Task to carry out
Select each line where the word "open" appears.

Data provided

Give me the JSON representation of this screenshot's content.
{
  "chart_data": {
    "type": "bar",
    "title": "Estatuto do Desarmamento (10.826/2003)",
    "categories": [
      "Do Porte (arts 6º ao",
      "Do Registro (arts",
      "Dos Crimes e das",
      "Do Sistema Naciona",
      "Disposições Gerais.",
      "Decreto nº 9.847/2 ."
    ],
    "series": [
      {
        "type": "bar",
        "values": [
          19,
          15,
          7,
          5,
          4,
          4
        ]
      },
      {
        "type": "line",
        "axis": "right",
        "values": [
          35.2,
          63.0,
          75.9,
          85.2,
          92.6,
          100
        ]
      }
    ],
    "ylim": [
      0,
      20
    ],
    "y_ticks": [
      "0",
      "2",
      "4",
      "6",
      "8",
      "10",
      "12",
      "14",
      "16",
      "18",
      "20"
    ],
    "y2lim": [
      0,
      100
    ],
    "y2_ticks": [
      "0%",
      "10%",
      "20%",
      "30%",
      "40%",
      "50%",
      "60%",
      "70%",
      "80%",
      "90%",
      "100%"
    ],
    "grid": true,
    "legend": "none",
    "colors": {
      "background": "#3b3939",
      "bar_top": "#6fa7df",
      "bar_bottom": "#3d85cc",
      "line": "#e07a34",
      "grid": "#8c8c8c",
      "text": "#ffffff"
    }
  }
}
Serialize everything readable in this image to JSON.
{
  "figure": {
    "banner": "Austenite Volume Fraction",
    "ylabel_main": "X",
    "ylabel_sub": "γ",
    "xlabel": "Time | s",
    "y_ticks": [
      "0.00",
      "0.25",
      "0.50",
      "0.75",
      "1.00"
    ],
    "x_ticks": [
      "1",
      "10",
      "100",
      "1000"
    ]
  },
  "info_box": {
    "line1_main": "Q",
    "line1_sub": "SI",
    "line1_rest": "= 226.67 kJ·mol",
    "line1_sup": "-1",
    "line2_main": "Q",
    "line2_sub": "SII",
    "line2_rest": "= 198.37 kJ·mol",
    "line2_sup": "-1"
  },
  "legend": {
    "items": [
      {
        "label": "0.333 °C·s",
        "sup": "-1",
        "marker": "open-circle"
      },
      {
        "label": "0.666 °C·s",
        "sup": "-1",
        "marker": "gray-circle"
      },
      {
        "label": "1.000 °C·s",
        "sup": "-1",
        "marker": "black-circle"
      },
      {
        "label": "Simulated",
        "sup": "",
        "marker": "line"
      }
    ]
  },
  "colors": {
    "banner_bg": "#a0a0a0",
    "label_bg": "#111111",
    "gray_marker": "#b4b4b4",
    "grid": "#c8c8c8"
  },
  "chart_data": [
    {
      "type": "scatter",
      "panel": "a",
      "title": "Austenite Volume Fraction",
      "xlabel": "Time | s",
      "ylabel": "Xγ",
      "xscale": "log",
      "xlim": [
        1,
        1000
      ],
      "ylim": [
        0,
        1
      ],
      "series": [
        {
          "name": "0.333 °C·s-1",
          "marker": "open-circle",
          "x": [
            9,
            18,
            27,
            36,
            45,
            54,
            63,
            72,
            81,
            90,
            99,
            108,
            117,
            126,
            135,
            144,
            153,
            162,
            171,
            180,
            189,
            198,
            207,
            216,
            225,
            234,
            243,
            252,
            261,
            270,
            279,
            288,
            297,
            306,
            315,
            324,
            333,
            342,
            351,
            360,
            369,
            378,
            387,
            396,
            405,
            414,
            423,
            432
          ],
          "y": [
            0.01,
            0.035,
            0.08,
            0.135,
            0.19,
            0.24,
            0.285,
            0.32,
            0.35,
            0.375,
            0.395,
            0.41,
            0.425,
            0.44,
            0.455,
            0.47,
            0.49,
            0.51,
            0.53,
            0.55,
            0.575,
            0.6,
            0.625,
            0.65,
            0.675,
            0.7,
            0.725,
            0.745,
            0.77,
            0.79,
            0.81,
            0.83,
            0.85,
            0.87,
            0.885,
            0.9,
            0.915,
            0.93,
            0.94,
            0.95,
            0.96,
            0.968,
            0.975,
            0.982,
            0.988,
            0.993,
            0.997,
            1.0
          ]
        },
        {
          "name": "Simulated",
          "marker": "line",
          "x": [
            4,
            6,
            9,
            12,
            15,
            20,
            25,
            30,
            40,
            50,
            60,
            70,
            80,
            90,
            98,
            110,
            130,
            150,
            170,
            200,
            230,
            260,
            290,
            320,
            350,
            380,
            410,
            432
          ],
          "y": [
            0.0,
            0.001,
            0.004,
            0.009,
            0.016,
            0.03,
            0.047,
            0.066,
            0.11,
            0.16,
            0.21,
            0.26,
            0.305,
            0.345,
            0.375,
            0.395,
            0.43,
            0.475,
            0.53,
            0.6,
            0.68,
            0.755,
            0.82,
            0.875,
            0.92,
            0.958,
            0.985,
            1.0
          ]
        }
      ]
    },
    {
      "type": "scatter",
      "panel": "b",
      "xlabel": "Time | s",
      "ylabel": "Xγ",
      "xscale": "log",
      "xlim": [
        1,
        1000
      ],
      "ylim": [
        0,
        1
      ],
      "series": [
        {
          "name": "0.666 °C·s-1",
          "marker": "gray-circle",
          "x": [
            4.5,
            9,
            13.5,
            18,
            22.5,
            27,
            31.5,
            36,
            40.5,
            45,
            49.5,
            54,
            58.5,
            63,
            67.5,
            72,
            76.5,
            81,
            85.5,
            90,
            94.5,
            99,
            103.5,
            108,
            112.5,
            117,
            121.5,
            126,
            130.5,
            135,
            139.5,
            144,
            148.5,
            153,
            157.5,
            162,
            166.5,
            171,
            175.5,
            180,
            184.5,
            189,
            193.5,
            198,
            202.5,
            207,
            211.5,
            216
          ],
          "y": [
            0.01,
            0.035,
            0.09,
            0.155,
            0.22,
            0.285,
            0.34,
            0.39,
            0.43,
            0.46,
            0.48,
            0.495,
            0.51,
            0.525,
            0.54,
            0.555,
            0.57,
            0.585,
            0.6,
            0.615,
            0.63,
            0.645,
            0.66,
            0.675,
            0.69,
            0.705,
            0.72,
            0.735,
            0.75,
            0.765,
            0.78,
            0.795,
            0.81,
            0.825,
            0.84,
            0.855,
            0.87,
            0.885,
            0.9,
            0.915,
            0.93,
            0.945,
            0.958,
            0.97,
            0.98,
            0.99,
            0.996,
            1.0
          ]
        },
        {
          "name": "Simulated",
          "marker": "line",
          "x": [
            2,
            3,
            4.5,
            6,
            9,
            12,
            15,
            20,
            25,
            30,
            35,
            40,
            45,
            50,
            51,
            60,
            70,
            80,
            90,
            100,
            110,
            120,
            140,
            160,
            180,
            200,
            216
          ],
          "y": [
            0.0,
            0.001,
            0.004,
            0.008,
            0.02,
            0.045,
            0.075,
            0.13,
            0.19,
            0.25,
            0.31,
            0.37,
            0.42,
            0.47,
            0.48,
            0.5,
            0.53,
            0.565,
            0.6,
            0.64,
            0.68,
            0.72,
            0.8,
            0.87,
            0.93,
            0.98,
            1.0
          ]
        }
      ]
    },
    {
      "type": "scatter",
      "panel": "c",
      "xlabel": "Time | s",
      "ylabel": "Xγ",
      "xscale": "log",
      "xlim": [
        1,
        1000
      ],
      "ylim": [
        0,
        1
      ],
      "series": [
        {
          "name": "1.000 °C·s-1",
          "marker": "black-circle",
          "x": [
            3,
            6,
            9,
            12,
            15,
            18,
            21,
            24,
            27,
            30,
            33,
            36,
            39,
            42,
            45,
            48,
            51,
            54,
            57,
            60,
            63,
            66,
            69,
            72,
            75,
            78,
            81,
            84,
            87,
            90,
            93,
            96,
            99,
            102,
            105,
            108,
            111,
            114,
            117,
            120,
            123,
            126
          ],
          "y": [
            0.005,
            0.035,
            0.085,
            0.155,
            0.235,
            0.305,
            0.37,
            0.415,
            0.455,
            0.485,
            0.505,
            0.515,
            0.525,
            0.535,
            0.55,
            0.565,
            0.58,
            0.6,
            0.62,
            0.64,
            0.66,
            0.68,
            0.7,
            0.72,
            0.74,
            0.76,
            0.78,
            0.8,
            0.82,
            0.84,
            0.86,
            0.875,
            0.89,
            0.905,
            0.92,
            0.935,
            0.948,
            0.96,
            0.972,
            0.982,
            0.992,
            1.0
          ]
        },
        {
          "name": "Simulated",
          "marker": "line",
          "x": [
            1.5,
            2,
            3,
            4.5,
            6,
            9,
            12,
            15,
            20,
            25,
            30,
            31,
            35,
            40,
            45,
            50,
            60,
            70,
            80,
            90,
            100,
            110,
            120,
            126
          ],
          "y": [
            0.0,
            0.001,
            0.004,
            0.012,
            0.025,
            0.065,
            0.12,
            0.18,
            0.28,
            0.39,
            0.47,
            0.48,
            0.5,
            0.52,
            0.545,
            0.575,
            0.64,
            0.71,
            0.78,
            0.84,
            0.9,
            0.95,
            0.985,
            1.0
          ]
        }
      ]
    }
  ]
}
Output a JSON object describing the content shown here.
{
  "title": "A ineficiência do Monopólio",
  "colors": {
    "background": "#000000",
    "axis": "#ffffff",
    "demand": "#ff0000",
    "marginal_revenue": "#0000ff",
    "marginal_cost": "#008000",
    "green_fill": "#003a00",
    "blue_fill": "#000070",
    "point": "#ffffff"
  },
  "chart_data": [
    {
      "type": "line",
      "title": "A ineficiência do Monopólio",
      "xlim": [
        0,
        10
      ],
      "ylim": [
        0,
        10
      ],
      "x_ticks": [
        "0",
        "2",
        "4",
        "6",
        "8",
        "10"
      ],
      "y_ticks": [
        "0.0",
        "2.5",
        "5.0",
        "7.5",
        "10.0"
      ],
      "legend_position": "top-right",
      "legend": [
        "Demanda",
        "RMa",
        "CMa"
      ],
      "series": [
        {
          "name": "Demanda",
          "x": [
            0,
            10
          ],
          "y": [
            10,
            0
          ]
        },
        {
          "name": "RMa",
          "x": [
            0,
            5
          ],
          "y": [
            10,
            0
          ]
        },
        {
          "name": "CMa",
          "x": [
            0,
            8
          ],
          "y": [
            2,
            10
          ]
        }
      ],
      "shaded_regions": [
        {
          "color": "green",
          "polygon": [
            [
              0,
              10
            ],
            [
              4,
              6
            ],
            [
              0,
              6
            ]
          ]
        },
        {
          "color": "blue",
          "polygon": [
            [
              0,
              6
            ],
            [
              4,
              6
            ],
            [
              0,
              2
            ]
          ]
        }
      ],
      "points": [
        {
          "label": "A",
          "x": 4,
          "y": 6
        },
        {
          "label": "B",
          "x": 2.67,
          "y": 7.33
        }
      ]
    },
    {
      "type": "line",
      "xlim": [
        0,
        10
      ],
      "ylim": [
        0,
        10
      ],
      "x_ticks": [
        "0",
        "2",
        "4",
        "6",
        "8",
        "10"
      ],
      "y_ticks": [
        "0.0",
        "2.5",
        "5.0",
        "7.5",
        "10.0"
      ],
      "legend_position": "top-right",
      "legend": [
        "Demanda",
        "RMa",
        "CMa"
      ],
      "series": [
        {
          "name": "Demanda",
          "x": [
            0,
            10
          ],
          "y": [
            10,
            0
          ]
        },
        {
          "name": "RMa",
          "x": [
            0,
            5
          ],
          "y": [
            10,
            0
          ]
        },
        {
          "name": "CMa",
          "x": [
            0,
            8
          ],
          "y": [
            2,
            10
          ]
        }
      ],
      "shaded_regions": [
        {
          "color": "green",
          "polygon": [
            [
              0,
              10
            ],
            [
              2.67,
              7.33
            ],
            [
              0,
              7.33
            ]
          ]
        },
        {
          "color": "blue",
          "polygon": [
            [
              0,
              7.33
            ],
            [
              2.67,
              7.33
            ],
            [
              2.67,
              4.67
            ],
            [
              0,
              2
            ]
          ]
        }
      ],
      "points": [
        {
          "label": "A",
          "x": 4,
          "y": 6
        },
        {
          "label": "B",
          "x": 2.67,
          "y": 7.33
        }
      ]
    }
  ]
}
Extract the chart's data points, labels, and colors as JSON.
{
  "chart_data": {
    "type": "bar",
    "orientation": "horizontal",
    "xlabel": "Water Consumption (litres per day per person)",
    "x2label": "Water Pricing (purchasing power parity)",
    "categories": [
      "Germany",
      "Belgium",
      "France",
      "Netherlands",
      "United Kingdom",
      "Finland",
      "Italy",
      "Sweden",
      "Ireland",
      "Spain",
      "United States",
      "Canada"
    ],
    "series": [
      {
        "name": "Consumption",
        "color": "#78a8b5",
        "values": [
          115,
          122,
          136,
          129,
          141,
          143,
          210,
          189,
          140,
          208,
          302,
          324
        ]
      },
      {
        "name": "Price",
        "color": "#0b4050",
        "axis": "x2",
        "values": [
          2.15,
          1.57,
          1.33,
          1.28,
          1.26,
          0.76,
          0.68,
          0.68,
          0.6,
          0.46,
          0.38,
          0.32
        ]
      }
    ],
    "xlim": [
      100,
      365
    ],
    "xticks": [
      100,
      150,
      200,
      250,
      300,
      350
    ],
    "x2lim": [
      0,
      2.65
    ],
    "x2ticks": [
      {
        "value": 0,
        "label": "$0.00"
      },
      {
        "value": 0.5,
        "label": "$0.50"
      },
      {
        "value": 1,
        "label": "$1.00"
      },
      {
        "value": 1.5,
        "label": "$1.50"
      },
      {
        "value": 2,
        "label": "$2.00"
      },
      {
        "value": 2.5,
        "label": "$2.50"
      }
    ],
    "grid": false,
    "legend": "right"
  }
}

Output of the task
        "marker": "open-circle"
          "marker": "open-circle",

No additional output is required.